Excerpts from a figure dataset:

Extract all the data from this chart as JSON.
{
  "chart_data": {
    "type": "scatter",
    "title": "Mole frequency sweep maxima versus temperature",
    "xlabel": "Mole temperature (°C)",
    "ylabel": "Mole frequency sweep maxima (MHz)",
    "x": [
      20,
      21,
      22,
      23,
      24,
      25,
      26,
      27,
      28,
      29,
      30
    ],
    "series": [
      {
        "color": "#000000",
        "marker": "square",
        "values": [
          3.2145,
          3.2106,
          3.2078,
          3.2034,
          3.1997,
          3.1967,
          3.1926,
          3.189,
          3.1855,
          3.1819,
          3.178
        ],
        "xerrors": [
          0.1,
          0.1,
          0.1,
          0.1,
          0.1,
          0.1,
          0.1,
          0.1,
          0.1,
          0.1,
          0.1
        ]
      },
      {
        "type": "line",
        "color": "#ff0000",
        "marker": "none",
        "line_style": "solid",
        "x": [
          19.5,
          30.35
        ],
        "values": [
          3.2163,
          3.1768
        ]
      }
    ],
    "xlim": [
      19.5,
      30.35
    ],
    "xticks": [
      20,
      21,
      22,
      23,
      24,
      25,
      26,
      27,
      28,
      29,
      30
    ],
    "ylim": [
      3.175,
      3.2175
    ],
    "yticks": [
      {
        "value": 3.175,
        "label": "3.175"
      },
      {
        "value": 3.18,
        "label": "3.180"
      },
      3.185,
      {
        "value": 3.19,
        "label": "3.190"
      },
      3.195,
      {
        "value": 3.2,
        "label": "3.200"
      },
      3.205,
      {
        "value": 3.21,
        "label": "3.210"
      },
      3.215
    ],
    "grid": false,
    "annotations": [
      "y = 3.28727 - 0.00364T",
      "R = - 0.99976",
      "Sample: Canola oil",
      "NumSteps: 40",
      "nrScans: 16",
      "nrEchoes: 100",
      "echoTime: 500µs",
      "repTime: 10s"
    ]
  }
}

**Exercise description:**
Reproduce the entries above in full, verbatim.

**Answer to the exercise:**
Extract all the data from this chart as JSON.
{
  "chart_data": {
    "type": "scatter",
    "title": "Mole frequency sweep maxima versus temperature",
    "xlabel": "Mole temperature (°C)",
    "ylabel": "Mole frequency sweep maxima (MHz)",
    "x": [
      20,
      21,
      22,
      23,
      24,
      25,
      26,
      27,
      28,
      29,
      30
    ],
    "series": [
      {
        "color": "#000000",
        "marker": "square",
        "values": [
          3.2145,
          3.2106,
          3.2078,
          3.2034,
          3.1997,
          3.1967,
          3.1926,
          3.189,
          3.1855,
          3.1819,
          3.178
        ],
        "xerrors": [
          0.1,
          0.1,
          0.1,
          0.1,
          0.1,
          0.1,
          0.1,
          0.1,
          0.1,
          0.1,
          0.1
        ]
      },
      {
        "type": "line",
        "color": "#ff0000",
        "marker": "none",
        "line_style": "solid",
        "x": [
          19.5,
          30.35
        ],
        "values": [
          3.2163,
          3.1768
        ]
      }
    ],
    "xlim": [
      19.5,
      30.35
    ],
    "xticks": [
      20,
      21,
      22,
      23,
      24,
      25,
      26,
      27,
      28,
      29,
      30
    ],
    "ylim": [
      3.175,
      3.2175
    ],
    "yticks": [
      {
        "value": 3.175,
        "label": "3.175"
      },
      {
        "value": 3.18,
        "label": "3.180"
      },
      3.185,
      {
        "value": 3.19,
        "label": "3.190"
      },
      3.195,
      {
        "value": 3.2,
        "label": "3.200"
      },
      3.205,
      {
        "value": 3.21,
        "label": "3.210"
      },
      3.215
    ],
    "grid": false,
    "annotations": [
      "y = 3.28727 - 0.00364T",
      "R = - 0.99976",
      "Sample: Canola oil",
      "NumSteps: 40",
      "nrScans: 16",
      "nrEchoes: 100",
      "echoTime: 500µs",
      "repTime: 10s"
    ]
  }
}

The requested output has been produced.